[Start]
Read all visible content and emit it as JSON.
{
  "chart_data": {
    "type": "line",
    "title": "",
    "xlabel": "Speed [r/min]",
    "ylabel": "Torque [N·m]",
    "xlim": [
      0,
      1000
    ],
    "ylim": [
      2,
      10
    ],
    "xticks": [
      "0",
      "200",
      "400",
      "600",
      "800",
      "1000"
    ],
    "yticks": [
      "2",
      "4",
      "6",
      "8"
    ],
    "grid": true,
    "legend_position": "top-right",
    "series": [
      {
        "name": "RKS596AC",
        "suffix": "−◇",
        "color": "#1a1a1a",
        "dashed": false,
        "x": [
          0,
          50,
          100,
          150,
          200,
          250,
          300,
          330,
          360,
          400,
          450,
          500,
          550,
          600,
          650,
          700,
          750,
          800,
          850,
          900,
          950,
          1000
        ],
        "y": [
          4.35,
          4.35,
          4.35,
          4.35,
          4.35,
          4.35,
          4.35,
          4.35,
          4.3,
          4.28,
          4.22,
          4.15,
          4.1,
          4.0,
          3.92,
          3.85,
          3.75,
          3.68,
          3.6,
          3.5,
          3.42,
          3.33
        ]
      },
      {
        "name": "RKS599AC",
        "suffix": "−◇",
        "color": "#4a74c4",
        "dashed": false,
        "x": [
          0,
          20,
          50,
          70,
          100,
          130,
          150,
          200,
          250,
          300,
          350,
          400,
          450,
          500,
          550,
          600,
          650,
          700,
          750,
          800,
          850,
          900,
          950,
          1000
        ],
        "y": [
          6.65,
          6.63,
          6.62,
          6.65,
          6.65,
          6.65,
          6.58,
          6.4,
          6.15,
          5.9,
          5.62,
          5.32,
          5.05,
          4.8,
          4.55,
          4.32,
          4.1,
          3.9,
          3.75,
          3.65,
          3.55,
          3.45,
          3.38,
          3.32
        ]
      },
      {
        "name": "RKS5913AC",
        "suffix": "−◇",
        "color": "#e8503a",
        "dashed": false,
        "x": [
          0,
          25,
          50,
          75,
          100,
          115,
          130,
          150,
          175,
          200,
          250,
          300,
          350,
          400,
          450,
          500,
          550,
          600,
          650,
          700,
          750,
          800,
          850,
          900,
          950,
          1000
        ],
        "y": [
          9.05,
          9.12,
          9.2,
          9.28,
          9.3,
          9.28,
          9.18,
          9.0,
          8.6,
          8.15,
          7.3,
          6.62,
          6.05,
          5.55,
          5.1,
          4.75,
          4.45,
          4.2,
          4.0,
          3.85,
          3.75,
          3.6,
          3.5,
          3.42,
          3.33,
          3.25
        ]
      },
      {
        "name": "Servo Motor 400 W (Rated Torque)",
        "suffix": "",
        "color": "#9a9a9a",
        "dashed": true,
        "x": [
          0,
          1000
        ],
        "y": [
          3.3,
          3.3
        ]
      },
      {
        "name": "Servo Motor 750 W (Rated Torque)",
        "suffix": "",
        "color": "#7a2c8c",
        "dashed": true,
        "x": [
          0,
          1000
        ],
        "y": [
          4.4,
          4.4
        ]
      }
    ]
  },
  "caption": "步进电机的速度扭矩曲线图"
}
[End]
**WHAT THE TASK ASKS**
Write out the full listing exactly as given.

**OUTPUT**
Read all visible content and emit it as JSON.
{
  "chart_data": {
    "type": "line",
    "title": "",
    "xlabel": "Speed [r/min]",
    "ylabel": "Torque [N·m]",
    "xlim": [
      0,
      1000
    ],
    "ylim": [
      2,
      10
    ],
    "xticks": [
      "0",
      "200",
      "400",
      "600",
      "800",
      "1000"
    ],
    "yticks": [
      "2",
      "4",
      "6",
      "8"
    ],
    "grid": true,
    "legend_position": "top-right",
    "series": [
      {
        "name": "RKS596AC",
        "suffix": "−◇",
        "color": "#1a1a1a",
        "dashed": false,
        "x": [
          0,
          50,
          100,
          150,
          200,
          250,
          300,
          330,
          360,
          400,
          450,
          500,
          550,
          600,
          650,
          700,
          750,
          800,
          850,
          900,
          950,
          1000
        ],
        "y": [
          4.35,
          4.35,
          4.35,
          4.35,
          4.35,
          4.35,
          4.35,
          4.35,
          4.3,
          4.28,
          4.22,
          4.15,
          4.1,
          4.0,
          3.92,
          3.85,
          3.75,
          3.68,
          3.6,
          3.5,
          3.42,
          3.33
        ]
      },
      {
        "name": "RKS599AC",
        "suffix": "−◇",
        "color": "#4a74c4",
        "dashed": false,
        "x": [
          0,
          20,
          50,
          70,
          100,
          130,
          150,
          200,
          250,
          300,
          350,
          400,
          450,
          500,
          550,
          600,
          650,
          700,
          750,
          800,
          850,
          900,
          950,
          1000
        ],
        "y": [
          6.65,
          6.63,
          6.62,
          6.65,
          6.65,
          6.65,
          6.58,
          6.4,
          6.15,
          5.9,
          5.62,
          5.32,
          5.05,
          4.8,
          4.55,
          4.32,
          4.1,
          3.9,
          3.75,
          3.65,
          3.55,
          3.45,
          3.38,
          3.32
        ]
      },
      {
        "name": "RKS5913AC",
        "suffix": "−◇",
        "color": "#e8503a",
        "dashed": false,
        "x": [
          0,
          25,
          50,
          75,
          100,
          115,
          130,
          150,
          175,
          200,
          250,
          300,
          350,
          400,
          450,
          500,
          550,
          600,
          650,
          700,
          750,
          800,
          850,
          900,
          950,
          1000
        ],
        "y": [
          9.05,
          9.12,
          9.2,
          9.28,
          9.3,
          9.28,
          9.18,
          9.0,
          8.6,
          8.15,
          7.3,
          6.62,
          6.05,
          5.55,
          5.1,
          4.75,
          4.45,
          4.2,
          4.0,
          3.85,
          3.75,
          3.6,
          3.5,
          3.42,
          3.33,
          3.25
        ]
      },
      {
        "name": "Servo Motor 400 W (Rated Torque)",
        "suffix": "",
        "color": "#9a9a9a",
        "dashed": true,
        "x": [
          0,
          1000
        ],
        "y": [
          3.3,
          3.3
        ]
      },
      {
        "name": "Servo Motor 750 W (Rated Torque)",
        "suffix": "",
        "color": "#7a2c8c",
        "dashed": true,
        "x": [
          0,
          1000
        ],
        "y": [
          4.4,
          4.4
        ]
      }
    ]
  },
  "caption": "步进电机的速度扭矩曲线图"
}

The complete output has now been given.